** begin Exercise inputs **

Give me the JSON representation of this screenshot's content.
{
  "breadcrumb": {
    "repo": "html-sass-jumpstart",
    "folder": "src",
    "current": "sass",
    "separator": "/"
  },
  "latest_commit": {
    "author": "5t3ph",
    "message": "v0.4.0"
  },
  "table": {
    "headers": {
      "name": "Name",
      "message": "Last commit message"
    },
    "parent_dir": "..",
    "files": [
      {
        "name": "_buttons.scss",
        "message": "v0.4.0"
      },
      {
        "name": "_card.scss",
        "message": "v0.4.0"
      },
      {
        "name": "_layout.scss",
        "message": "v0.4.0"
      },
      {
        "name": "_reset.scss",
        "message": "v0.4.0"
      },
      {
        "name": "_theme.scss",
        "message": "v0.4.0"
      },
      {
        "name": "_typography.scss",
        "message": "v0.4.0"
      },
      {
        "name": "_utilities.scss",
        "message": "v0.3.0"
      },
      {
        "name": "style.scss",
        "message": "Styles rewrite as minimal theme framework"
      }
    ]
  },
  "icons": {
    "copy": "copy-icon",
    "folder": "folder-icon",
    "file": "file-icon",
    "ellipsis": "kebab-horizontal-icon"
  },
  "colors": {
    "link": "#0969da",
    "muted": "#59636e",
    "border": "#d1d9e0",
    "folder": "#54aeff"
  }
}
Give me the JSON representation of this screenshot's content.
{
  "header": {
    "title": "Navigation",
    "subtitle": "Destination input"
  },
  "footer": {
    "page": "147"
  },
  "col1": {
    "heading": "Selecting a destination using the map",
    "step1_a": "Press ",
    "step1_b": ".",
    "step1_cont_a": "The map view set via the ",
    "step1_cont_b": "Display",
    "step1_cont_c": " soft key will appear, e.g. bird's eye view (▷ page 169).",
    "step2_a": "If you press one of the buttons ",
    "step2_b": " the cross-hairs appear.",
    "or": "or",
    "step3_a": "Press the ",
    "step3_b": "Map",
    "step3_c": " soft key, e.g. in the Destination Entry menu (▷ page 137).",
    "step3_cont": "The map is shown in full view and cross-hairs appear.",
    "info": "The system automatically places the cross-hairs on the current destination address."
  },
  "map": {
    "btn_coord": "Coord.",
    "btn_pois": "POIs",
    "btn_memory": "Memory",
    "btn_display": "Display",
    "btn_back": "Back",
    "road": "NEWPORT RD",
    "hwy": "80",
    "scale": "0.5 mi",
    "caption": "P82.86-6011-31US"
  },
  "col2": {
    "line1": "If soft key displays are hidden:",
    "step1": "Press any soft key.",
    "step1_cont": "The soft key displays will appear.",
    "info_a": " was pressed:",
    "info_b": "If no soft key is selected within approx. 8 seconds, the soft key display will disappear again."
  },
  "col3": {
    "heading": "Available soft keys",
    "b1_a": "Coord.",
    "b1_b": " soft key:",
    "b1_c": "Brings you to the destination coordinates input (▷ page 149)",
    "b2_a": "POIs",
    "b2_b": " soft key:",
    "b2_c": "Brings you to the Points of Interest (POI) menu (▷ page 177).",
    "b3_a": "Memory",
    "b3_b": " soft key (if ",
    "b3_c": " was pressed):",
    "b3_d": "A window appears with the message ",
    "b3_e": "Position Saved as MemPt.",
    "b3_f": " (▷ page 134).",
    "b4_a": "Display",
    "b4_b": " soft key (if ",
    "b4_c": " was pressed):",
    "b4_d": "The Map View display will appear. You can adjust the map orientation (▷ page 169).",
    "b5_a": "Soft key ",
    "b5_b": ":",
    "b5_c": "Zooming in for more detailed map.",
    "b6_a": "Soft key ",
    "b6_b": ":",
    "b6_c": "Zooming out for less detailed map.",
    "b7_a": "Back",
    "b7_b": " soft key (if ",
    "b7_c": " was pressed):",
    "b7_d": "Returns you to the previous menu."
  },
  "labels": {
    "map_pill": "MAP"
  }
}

** end Exercise inputs **

Goal >>
Look back over the material above and state how many lines hold the word "Brings". Write the number and nothing else.

Expected answer >>
2